◆ **Written instruction**: Identify the lines that contain the word "إبراهيم" and copy each one.
*** Records supplied ***
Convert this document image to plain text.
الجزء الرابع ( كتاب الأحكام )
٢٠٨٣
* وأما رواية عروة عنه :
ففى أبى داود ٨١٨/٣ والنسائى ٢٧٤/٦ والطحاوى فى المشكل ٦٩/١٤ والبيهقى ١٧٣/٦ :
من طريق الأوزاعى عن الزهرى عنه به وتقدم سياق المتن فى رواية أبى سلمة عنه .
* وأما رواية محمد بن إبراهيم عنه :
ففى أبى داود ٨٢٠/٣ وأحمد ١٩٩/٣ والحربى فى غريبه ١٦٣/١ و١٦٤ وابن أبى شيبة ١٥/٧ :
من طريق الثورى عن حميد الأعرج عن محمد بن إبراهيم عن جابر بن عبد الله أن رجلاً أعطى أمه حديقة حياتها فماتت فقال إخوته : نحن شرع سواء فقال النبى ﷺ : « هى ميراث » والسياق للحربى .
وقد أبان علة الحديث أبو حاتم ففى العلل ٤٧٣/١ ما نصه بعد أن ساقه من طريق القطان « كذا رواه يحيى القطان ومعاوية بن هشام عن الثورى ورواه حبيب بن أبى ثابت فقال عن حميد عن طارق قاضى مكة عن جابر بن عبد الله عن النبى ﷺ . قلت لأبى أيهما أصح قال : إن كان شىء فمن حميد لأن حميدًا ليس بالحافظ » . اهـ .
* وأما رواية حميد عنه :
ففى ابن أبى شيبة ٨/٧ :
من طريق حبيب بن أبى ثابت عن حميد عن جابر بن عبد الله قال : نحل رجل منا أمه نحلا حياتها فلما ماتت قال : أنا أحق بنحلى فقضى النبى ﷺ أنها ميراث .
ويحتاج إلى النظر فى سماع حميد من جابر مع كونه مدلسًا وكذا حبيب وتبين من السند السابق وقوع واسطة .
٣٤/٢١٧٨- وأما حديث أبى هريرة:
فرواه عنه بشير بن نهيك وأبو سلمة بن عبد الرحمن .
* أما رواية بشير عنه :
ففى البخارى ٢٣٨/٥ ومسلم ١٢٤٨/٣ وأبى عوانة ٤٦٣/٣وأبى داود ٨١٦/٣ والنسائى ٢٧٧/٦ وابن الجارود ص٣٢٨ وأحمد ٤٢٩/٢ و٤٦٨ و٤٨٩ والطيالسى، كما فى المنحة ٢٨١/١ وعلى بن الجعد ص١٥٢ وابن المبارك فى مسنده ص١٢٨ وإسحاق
***
◆ **Answer to the task**:
* وأما رواية محمد بن إبراهيم عنه :
من طريق الثورى عن حميد الأعرج عن محمد بن إبراهيم عن جابر بن عبد الله أن رجلاً أعطى أمه حديقة حياتها فماتت فقال إخوته : نحن شرع سواء فقال النبى ﷺ : « هى ميراث » والسياق للحربى .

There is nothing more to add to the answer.